# Lines of data
-----

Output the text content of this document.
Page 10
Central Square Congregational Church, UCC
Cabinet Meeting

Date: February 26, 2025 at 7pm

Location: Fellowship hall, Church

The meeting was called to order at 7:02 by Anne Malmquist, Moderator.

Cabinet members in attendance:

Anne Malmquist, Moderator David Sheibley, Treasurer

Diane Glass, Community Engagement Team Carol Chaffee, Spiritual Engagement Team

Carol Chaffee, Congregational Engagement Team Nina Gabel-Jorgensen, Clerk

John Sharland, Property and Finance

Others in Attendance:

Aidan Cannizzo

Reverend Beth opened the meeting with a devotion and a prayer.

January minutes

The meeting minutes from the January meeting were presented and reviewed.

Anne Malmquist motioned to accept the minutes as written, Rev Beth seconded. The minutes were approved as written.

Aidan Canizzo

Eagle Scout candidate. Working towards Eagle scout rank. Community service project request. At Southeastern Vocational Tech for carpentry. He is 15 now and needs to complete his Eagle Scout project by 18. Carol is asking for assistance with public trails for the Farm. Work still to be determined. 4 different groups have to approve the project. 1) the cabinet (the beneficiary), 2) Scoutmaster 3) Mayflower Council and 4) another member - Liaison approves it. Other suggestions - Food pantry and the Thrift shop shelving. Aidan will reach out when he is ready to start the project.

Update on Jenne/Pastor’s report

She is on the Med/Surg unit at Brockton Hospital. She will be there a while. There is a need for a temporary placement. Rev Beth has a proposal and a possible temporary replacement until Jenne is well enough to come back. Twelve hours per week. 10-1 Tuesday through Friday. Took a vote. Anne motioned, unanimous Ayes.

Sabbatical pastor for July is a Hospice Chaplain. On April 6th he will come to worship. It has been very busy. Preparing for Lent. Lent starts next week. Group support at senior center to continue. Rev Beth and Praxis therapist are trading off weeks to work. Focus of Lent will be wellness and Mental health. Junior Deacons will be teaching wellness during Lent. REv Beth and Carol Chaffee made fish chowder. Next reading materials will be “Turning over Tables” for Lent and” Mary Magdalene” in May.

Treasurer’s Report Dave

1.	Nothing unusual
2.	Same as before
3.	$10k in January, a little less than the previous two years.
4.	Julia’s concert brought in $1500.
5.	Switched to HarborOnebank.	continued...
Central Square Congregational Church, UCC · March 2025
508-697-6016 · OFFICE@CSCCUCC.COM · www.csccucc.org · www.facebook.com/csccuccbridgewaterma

-----

# DO THIS
Please give back all of the records exactly as written.

# FINAL RESULT
Output the text content of this document.
Page 10
Central Square Congregational Church, UCC
Cabinet Meeting

Date: February 26, 2025 at 7pm

Location: Fellowship hall, Church

The meeting was called to order at 7:02 by Anne Malmquist, Moderator.

Cabinet members in attendance:

Anne Malmquist, Moderator David Sheibley, Treasurer

Diane Glass, Community Engagement Team Carol Chaffee, Spiritual Engagement Team

Carol Chaffee, Congregational Engagement Team Nina Gabel-Jorgensen, Clerk

John Sharland, Property and Finance

Others in Attendance:

Aidan Cannizzo

Reverend Beth opened the meeting with a devotion and a prayer.

January minutes

The meeting minutes from the January meeting were presented and reviewed.

Anne Malmquist motioned to accept the minutes as written, Rev Beth seconded. The minutes were approved as written.

Aidan Canizzo

Eagle Scout candidate. Working towards Eagle scout rank. Community service project request. At Southeastern Vocational Tech for carpentry. He is 15 now and needs to complete his Eagle Scout project by 18. Carol is asking for assistance with public trails for the Farm. Work still to be determined. 4 different groups have to approve the project. 1) the cabinet (the beneficiary), 2) Scoutmaster 3) Mayflower Council and 4) another member - Liaison approves it. Other suggestions - Food pantry and the Thrift shop shelving. Aidan will reach out when he is ready to start the project.

Update on Jenne/Pastor’s report

She is on the Med/Surg unit at Brockton Hospital. She will be there a while. There is a need for a temporary placement. Rev Beth has a proposal and a possible temporary replacement until Jenne is well enough to come back. Twelve hours per week. 10-1 Tuesday through Friday. Took a vote. Anne motioned, unanimous Ayes.

Sabbatical pastor for July is a Hospice Chaplain. On April 6th he will come to worship. It has been very busy. Preparing for Lent. Lent starts next week. Group support at senior center to continue. Rev Beth and Praxis therapist are trading off weeks to work. Focus of Lent will be wellness and Mental health. Junior Deacons will be teaching wellness during Lent. REv Beth and Carol Chaffee made fish chowder. Next reading materials will be “Turning over Tables” for Lent and” Mary Magdalene” in May.

Treasurer’s Report Dave

1.	Nothing unusual
2.	Same as before
3.	$10k in January, a little less than the previous two years.
4.	Julia’s concert brought in $1500.
5.	Switched to HarborOnebank.	continued...
Central Square Congregational Church, UCC · March 2025
508-697-6016 · OFFICE@CSCCUCC.COM · www.csccucc.org · www.facebook.com/csccuccbridgewaterma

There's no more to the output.